[Extracted data]
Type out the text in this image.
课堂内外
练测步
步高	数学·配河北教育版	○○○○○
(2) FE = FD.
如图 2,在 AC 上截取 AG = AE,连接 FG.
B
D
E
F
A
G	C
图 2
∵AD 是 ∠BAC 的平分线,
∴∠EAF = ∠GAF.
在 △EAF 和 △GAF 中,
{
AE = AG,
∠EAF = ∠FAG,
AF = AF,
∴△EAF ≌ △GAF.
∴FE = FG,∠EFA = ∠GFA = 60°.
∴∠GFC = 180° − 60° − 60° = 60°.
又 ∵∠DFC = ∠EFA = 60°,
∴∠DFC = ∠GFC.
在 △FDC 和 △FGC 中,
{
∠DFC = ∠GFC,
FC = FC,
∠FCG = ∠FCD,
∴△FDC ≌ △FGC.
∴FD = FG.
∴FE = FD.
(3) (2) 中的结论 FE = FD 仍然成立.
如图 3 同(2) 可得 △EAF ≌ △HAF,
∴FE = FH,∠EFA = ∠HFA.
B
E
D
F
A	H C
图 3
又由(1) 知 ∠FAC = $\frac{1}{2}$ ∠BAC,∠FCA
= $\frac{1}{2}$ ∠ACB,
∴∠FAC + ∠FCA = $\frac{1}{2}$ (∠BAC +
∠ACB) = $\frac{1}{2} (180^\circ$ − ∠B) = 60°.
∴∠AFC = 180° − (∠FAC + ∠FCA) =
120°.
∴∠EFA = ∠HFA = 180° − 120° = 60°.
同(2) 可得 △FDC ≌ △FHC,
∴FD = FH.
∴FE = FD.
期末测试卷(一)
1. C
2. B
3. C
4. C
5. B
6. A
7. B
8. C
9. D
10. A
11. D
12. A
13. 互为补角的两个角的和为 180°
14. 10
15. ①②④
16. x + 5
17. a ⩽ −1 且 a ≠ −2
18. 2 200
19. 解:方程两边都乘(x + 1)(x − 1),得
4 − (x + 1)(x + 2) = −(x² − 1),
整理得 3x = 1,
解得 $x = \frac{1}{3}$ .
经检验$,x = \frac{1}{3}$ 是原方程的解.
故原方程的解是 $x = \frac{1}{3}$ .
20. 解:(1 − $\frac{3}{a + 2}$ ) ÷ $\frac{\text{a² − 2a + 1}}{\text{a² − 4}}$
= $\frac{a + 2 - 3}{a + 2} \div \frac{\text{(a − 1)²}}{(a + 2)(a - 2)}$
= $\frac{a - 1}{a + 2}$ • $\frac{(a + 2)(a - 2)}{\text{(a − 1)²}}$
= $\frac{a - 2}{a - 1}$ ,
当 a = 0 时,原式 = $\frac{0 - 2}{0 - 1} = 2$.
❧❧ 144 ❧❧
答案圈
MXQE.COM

[Direction] Tally the lines of the records holding the word "text", then give only the resulting number.

[Exercise response] 4